From the entries below, please gather each line containing the string "испытаний".
***** Records provided
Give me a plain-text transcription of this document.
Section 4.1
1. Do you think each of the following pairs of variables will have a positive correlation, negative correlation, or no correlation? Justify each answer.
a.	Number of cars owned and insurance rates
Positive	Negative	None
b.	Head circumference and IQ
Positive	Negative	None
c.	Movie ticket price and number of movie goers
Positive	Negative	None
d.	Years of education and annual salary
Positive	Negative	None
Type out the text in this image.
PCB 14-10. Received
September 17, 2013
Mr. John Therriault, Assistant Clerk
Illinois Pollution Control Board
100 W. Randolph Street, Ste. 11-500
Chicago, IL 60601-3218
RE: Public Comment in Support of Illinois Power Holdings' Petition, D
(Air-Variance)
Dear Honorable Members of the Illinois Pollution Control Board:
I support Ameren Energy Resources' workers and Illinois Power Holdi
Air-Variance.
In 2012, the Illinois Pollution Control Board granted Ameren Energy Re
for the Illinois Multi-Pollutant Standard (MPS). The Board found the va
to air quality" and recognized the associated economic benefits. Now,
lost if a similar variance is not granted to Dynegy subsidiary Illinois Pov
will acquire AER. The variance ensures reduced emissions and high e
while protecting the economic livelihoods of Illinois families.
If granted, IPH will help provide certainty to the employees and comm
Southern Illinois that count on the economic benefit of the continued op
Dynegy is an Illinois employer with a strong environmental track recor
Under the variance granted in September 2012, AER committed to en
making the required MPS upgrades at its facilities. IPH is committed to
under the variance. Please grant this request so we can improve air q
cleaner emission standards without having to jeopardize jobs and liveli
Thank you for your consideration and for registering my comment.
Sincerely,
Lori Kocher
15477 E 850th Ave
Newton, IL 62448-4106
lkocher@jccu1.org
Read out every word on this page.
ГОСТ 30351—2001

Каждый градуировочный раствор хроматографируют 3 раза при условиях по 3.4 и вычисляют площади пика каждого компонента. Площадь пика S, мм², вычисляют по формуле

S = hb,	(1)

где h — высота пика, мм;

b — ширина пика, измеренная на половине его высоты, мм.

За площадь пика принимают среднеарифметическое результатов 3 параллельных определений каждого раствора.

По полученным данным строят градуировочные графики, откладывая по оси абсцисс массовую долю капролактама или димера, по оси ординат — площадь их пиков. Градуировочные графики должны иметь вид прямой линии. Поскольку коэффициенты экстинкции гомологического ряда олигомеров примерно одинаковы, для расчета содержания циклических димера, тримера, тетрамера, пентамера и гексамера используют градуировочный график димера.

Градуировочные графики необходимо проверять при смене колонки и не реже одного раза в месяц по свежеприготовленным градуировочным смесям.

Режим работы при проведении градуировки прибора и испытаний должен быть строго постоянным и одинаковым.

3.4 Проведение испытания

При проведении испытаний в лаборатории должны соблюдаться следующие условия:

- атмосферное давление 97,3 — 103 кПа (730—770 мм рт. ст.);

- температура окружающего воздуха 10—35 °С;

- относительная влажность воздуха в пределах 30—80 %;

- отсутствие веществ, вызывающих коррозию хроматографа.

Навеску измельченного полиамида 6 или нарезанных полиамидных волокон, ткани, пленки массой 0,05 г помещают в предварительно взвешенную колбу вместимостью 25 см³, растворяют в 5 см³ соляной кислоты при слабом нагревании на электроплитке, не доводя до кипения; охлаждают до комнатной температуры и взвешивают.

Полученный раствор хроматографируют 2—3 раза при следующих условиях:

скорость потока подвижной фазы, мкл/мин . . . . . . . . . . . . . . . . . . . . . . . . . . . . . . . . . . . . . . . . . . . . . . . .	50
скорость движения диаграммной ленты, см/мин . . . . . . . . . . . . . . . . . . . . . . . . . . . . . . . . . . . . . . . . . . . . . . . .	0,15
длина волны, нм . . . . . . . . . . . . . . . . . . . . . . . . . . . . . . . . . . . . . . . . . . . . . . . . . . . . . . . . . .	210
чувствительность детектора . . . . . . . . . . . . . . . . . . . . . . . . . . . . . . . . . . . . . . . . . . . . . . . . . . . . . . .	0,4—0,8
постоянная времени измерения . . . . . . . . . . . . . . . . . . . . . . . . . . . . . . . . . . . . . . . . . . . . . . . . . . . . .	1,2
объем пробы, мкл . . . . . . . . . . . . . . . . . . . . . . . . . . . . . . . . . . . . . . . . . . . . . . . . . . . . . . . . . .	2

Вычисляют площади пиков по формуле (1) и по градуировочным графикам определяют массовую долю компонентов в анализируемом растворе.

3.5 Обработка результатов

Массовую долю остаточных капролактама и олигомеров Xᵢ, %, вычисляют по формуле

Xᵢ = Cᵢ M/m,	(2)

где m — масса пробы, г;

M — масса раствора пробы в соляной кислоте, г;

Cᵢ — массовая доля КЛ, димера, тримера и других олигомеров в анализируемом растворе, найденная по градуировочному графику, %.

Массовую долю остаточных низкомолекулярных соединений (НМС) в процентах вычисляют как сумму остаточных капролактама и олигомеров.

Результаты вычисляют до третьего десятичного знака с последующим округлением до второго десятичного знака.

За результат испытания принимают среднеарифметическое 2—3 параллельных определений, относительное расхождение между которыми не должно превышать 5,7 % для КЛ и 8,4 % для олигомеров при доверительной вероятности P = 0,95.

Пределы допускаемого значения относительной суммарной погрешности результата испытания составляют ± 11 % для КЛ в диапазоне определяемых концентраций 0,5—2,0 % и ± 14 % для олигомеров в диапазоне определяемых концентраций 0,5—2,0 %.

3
**********
## Task response
Режим работы при проведении градуировки прибора и испытаний должен быть строго постоянным и одинаковым.
При проведении испытаний в лаборатории должны соблюдаться следующие условия:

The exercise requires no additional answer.